**EXERCISE PROMPT**
Copy out each line that mentions the word "streets".
──────────────────────────────
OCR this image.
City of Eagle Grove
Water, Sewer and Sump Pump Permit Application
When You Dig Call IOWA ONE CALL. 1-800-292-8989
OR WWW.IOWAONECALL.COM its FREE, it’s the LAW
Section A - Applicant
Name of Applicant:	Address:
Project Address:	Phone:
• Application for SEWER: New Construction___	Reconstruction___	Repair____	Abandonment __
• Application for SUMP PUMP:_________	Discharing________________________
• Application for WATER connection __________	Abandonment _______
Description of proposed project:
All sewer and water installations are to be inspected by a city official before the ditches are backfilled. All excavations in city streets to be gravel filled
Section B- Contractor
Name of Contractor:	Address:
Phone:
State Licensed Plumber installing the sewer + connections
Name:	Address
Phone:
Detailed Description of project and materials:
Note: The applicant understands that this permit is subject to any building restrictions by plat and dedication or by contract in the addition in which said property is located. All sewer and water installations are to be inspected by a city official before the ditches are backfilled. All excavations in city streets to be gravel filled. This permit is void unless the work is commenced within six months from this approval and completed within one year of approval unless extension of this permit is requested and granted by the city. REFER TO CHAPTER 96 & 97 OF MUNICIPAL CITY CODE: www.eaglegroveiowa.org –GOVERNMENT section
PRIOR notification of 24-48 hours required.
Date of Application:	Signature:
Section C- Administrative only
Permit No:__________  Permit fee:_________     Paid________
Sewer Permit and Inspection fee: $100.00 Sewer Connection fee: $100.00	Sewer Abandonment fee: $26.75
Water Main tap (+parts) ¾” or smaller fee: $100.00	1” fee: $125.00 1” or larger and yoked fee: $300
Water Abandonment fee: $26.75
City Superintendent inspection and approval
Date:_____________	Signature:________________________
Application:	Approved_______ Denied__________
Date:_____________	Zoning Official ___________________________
──────────────────────────────
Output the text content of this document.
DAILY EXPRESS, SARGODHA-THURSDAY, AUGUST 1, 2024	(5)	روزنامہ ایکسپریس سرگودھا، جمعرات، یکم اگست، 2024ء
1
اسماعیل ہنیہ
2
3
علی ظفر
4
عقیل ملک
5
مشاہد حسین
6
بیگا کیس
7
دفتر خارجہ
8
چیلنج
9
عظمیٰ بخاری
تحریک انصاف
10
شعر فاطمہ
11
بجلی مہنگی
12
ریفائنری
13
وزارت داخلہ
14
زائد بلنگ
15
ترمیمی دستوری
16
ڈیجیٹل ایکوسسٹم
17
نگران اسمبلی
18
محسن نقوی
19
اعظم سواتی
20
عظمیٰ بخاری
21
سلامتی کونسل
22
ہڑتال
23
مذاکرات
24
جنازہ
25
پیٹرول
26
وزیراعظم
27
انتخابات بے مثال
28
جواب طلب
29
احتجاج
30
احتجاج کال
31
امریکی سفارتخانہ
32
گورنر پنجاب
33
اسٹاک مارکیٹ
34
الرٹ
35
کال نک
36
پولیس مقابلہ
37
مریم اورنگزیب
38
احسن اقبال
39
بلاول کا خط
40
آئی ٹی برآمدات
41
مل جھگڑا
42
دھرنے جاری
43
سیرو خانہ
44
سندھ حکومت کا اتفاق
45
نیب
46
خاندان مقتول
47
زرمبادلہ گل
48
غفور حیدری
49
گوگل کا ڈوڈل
──────────────────────────────
**SOLUTION FOR THIS PROBLEM**
All sewer and water installations are to be inspected by a city official before the ditches are backfilled. All excavations in city streets to be gravel filled
Note: The applicant understands that this permit is subject to any building restrictions by plat and dedication or by contract in the addition in which said property is located. All sewer and water installations are to be inspected by a city official before the ditches are backfilled. All excavations in city streets to be gravel filled. This permit is void unless the work is commenced within six months from this approval and completed within one year of approval unless extension of this permit is requested and granted by the city. REFER TO CHAPTER 96 & 97 OF MUNICIPAL CITY CODE: www.eaglegroveiowa.org –GOVERNMENT section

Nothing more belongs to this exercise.